• _PASSAGE SHOWN_:
* * *
Authentication Methods

Storage Account Key Authentication

The simplest but least secure method uses the storage account key directly:

spark.conf.set(
    f"fs.azure.account.key.{storage_account_name}.dfs.core.windows.net",
    storage_account_key
)

Shared Access Signature (SAS) Token

SAS tokens provide time-limited, permission-scoped access:

sas_token = "sp=rl&st=2024-01-01T00:00:00Z&se=2024-12-31T23:59:59Z&sv=2022-11-02&sr=c&sig=..."

spark.conf.set(
    f"fs.azure.sas.{container_name}.{storage_account_name}.blob.core.windows.net",
    sas_token
)

OAuth2 with Service Principal (Recommended)

Production environments should use service principal authentication:

tenant_id = "your-tenant-id"
client_id = "your-client-id"
client_secret = "your-client-secret"

spark.conf.set(f"fs.azure.account.auth.type.{storage_account_name}.dfs.core.windows.net", "OAuth")
spark.conf.set(f"fs.azure.account.oauth.provider.type.{storage_account_name}.dfs.core.windows.net", 
               "org.apache.hadoop.fs.azurebfs.oauth2.ClientCredsTokenProvider")
spark.conf.set(f"fs.azure.account.oauth2.client.id.{storage_account_name}.dfs.core.windows.net", client_id)
spark.conf.set(f"fs.azure.account.oauth2.client.secret.{storage_account_name}.dfs.core.windows.net", client_secret)
spark.conf.set(f"fs.azure.account.oauth2.client.endpoint.{storage_account_name}.dfs.core.windows.net", 
               f"https://login.microsoftonline.com/{tenant_id}/oauth2/token")

Reading from Azure Blob Storage

Azure Blob Storage uses the wasbs:// protocol. Here’s reading a CSV file:

from pyspark.sql import SparkSession

spark = SparkSession.builder.appName("AzureBlobReader").getOrCreate()

# Configure authentication
spark.conf.set(
    "fs.azure.account.key.mystorageaccount.blob.core.windows.net",
    storage_account_key
)

# Read CSV
blob_path = "wasbs://mycontainer@mystorageaccount.blob.core.windows.net/data/sales.csv"
df = spark.read \
    .option("header", "true") \
    .option("inferSchema", "true") \
    .csv(blob_path)

df.show(5)

Reading Parquet files with partition discovery:

parquet_path = "wasbs://mycontainer@mystorageaccount.blob.core.windows.net/data/partitioned_sales"
df = spark.read.parquet(parquet_path)

# Spark automatically discovers partitions like year=2024/month=01/
df.filter("year = 2024 AND month = 1").show()

Reading from ADLS Gen2

ADLS Gen2 uses the abfss:// protocol and provides better performance for big data workloads:

# Using service principal authentication
adls_path = "abfss://mycontainer@mystorageaccount.dfs.core.windows.net/data/transactions.parquet"

df = spark.read.parquet(adls_path)

# Read with schema enforcement
from pyspark.sql.types import StructType, StructField, StringType, DoubleType, TimestampType

schema = StructType([
    StructField("transaction_id", StringType(), False),
    StructField("amount", DoubleType(), False),
    StructField("timestamp", TimestampType(), False),
    StructField("customer_id", StringType(), False)
])

df = spark.read.schema(schema).parquet(adls_path)
* * *
• _STORED DATA_:

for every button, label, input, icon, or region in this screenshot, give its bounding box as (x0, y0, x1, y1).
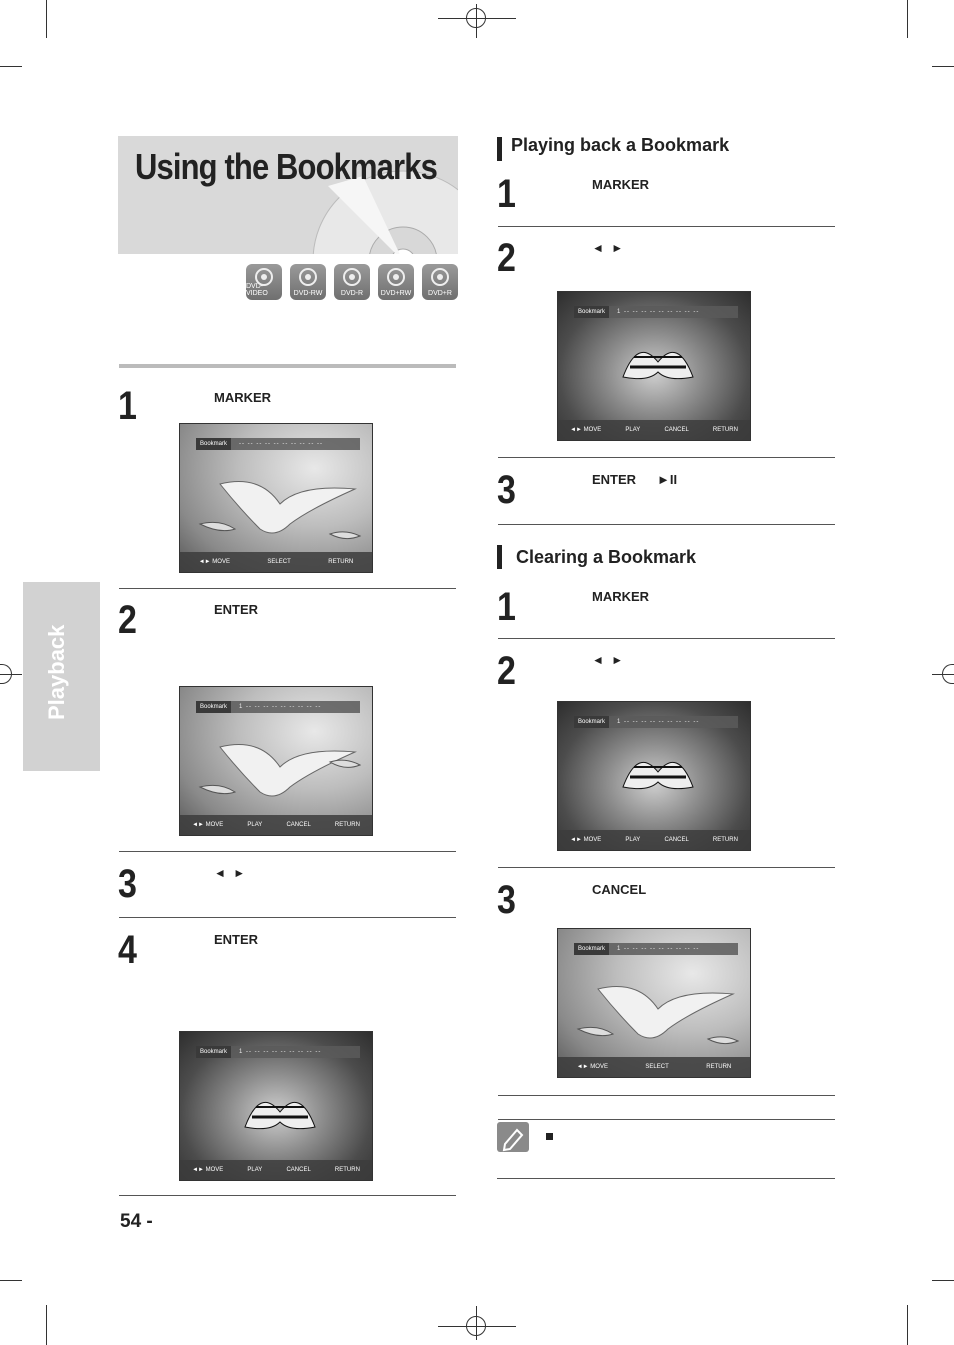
* * *
• _WHAT IS BEING ASKED_:
Please continue the guide on reading Azure storage data with PySpark, starting right after its final code sample.

• _ANSWER TO THIS TASK_:
Reading multiple file formats from a directory:

# Read all JSON files in a directory
json_path = "abfss://mycontainer@mystorageaccount.dfs.core.windows.net/logs/*.json"
logs_df = spark.read.json(json_path)

# Read with wildcard patterns
specific_logs = spark.read.json(
    "abfss://mycontainer@mystorageaccount.dfs.core.windows.net/logs/2024/01/*/*.json"
)

Writing to Azure Storage

Writing DataFrames to Blob Storage

# Write as Parquet with compression
output_path = "wasbs://output@mystorageaccount.blob.core.windows.net/processed/sales_summary"

df.write \
    .mode("overwrite") \
    .option("compression", "snappy") \
    .parquet(output_path)

# Write partitioned data
df.write \
    .mode("append") \
    .partitionBy("year", "month") \
    .parquet(output_path)

Writing to ADLS Gen2

adls_output = "abfss://output@mystorageaccount.dfs.core.windows.net/curated/customer_metrics"

# Write with specific number of files
df.coalesce(10) \
    .write \
    .mode("overwrite") \
    .option("maxRecordsPerFile", 100000) \
    .parquet(adls_output)

Delta Lake Integration

Delta Lake provides ACID transactions on Azure storage:

delta_path = "abfss://delta@mystorageaccount.dfs.core.windows.net/tables/customer_events"

# Write Delta table
df.write \
    .format("delta") \
    .mode("overwrite") \
    .save(delta_path)

# Append with schema evolution
new_data.write \
    .format("delta") \
    .mode("append") \
    .option("mergeSchema", "true") \
    .save(delta_path)

# Read Delta table
delta_df = spark.read.format("delta").load(delta_path)

# Time travel
historical_df = spark.read \
    .format("delta") \
    .option("versionAsOf", 5) \
    .load(delta_path)

Performance Optimization

Partition Pruning

Structure data to minimize reads:

# Write with optimal partitioning
large_df.write \
    .partitionBy("country", "date") \
    .parquet("abfss://data@account.dfs.core.windows.net/sales")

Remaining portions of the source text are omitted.